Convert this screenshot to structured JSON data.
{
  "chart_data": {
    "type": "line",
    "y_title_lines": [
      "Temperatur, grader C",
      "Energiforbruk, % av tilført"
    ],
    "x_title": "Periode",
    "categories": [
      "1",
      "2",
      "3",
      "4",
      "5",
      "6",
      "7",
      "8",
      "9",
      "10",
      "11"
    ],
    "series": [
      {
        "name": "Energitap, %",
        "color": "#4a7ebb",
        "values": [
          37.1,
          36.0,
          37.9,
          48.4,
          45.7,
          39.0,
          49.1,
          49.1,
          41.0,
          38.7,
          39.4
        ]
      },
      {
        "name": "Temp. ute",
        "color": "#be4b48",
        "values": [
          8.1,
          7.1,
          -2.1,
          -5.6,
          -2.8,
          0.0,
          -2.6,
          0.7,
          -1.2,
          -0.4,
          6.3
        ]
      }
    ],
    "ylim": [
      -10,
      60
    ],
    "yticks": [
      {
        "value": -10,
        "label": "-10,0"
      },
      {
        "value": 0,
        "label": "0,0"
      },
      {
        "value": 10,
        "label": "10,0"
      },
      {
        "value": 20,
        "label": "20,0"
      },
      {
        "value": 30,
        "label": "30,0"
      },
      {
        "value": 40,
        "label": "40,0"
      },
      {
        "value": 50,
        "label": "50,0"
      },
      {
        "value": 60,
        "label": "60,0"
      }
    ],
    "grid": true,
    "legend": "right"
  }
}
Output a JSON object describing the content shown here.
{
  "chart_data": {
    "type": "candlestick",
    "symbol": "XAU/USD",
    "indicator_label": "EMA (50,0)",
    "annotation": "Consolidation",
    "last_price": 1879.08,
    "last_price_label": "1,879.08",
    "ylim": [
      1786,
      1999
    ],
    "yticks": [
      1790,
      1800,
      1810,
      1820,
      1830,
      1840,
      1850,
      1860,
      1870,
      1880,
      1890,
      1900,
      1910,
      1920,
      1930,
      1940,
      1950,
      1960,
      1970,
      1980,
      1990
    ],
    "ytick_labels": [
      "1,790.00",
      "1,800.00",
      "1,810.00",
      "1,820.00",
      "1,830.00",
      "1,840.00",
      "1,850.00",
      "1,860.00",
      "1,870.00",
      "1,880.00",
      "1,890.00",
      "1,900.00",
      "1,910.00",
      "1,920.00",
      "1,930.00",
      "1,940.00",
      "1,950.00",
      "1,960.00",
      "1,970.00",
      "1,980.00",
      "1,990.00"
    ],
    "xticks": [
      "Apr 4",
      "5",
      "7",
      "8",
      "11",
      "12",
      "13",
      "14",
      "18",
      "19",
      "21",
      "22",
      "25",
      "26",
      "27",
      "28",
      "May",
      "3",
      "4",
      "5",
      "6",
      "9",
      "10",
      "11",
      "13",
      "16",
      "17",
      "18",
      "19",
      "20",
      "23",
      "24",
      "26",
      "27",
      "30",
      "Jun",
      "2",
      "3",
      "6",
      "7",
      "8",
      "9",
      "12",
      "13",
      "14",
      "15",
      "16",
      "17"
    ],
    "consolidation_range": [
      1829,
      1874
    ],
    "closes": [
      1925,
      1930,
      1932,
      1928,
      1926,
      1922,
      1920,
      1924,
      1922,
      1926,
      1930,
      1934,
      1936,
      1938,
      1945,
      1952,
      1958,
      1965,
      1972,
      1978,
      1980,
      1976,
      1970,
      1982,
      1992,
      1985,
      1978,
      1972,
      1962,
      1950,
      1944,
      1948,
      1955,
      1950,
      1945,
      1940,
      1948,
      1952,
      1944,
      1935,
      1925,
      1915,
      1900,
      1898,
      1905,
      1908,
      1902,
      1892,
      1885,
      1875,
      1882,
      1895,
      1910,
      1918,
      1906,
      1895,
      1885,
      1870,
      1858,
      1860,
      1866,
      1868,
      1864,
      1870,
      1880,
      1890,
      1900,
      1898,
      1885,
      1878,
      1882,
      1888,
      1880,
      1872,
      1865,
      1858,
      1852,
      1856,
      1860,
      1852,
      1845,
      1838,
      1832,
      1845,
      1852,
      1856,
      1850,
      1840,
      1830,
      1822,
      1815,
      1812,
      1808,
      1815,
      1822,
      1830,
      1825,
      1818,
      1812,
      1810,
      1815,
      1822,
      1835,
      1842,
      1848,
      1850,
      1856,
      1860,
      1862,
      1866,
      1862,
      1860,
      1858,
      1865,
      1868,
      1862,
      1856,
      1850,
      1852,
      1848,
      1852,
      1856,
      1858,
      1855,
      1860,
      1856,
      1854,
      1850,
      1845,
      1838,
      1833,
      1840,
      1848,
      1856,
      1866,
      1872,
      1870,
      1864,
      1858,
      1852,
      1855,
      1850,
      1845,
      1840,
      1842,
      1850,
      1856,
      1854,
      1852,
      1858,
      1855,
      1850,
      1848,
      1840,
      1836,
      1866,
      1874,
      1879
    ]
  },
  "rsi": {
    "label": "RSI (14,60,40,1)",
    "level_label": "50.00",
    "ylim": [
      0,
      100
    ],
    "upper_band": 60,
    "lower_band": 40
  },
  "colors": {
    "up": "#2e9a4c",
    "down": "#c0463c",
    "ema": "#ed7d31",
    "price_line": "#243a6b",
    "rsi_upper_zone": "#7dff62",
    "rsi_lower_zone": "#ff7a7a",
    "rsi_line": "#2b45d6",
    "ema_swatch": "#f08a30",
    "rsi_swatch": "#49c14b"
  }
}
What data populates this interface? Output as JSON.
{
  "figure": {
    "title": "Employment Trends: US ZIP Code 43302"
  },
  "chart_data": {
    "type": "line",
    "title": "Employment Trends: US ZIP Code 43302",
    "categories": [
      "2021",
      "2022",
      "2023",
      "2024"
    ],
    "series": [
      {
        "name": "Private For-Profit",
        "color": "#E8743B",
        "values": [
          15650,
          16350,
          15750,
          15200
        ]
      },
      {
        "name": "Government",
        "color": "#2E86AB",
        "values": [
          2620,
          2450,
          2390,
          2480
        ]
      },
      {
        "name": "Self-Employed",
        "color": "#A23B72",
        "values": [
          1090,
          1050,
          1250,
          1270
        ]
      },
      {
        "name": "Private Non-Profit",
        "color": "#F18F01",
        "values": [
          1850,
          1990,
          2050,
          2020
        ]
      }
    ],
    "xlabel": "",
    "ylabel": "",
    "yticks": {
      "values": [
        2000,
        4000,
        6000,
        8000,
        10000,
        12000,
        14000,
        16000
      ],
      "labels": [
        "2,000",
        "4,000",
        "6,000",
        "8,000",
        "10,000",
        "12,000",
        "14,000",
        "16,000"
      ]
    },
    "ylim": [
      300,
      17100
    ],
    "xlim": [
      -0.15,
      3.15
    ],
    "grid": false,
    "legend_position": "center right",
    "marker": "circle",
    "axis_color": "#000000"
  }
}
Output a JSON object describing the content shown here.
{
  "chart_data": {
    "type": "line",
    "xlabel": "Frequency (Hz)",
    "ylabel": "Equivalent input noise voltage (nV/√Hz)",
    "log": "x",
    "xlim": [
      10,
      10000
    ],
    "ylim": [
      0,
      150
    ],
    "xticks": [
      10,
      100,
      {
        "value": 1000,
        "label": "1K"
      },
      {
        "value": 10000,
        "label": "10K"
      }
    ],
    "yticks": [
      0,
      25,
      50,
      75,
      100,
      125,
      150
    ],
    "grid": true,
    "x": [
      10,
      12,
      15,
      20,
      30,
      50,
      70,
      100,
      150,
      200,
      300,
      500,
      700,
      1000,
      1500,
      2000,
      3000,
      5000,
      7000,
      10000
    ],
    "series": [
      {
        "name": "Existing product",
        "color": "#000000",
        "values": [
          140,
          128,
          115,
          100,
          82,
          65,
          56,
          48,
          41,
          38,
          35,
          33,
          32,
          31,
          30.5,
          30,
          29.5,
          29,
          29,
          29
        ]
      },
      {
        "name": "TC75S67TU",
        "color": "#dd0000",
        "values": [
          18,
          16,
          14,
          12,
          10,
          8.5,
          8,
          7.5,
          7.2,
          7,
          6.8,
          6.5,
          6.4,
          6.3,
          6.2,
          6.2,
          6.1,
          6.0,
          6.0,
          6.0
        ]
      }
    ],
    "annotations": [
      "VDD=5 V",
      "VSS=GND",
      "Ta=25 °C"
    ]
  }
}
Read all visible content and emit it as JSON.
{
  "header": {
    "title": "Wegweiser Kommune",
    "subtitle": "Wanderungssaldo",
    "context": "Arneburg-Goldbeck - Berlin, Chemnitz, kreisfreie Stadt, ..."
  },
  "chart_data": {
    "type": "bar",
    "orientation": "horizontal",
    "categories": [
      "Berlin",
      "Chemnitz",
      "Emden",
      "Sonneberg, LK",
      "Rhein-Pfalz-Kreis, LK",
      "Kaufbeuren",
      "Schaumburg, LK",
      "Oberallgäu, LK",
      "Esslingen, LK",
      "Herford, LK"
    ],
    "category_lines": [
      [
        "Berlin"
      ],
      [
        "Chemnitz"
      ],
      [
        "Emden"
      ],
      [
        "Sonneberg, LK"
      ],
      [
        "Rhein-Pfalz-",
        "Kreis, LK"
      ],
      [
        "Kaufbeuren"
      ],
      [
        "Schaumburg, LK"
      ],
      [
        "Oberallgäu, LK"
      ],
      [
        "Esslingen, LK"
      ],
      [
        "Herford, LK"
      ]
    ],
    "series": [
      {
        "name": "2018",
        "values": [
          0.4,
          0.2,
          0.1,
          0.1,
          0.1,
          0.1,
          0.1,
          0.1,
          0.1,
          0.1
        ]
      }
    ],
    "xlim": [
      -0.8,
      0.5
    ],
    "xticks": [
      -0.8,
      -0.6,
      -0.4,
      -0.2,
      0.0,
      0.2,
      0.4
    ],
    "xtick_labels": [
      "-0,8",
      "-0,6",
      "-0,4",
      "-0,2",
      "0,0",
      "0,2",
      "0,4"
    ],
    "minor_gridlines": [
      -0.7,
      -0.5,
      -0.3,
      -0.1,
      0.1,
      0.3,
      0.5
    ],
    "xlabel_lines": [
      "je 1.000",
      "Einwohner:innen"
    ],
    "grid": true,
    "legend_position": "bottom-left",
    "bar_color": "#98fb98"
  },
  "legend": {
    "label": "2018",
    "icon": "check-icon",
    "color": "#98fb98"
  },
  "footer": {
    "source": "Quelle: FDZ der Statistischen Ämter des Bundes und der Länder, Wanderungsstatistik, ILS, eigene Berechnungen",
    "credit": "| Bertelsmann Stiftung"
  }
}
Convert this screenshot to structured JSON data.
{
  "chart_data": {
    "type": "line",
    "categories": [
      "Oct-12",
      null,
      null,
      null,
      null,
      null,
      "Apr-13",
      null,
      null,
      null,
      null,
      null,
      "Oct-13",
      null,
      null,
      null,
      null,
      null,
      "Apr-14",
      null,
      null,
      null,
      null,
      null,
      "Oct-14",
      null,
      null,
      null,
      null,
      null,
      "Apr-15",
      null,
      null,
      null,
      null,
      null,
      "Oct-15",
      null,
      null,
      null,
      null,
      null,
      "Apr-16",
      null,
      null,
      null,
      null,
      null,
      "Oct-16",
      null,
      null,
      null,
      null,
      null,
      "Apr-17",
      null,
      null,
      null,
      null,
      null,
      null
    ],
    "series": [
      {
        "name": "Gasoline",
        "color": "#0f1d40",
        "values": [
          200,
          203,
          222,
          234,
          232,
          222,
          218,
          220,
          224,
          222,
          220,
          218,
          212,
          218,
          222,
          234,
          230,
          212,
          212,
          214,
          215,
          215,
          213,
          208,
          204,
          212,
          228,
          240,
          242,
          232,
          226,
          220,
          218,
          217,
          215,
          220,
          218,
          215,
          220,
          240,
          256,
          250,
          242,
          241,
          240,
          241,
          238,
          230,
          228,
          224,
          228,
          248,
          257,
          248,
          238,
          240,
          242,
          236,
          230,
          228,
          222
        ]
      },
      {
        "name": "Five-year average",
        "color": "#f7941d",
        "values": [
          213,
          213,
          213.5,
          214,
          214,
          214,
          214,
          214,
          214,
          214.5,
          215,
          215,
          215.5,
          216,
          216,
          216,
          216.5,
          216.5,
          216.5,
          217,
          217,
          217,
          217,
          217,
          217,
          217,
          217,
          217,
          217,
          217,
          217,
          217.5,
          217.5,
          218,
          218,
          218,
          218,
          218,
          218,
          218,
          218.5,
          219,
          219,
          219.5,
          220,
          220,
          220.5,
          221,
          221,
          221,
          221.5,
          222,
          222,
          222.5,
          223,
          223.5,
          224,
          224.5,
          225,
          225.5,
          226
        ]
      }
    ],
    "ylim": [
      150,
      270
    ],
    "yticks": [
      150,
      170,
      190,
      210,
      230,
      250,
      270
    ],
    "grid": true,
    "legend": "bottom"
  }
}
=-=-=
■ Task brief
Look over the records above and copy each line that includes the string "Profit".

■ Full answer
        "name": "Private For-Profit",
        "name": "Private Non-Profit",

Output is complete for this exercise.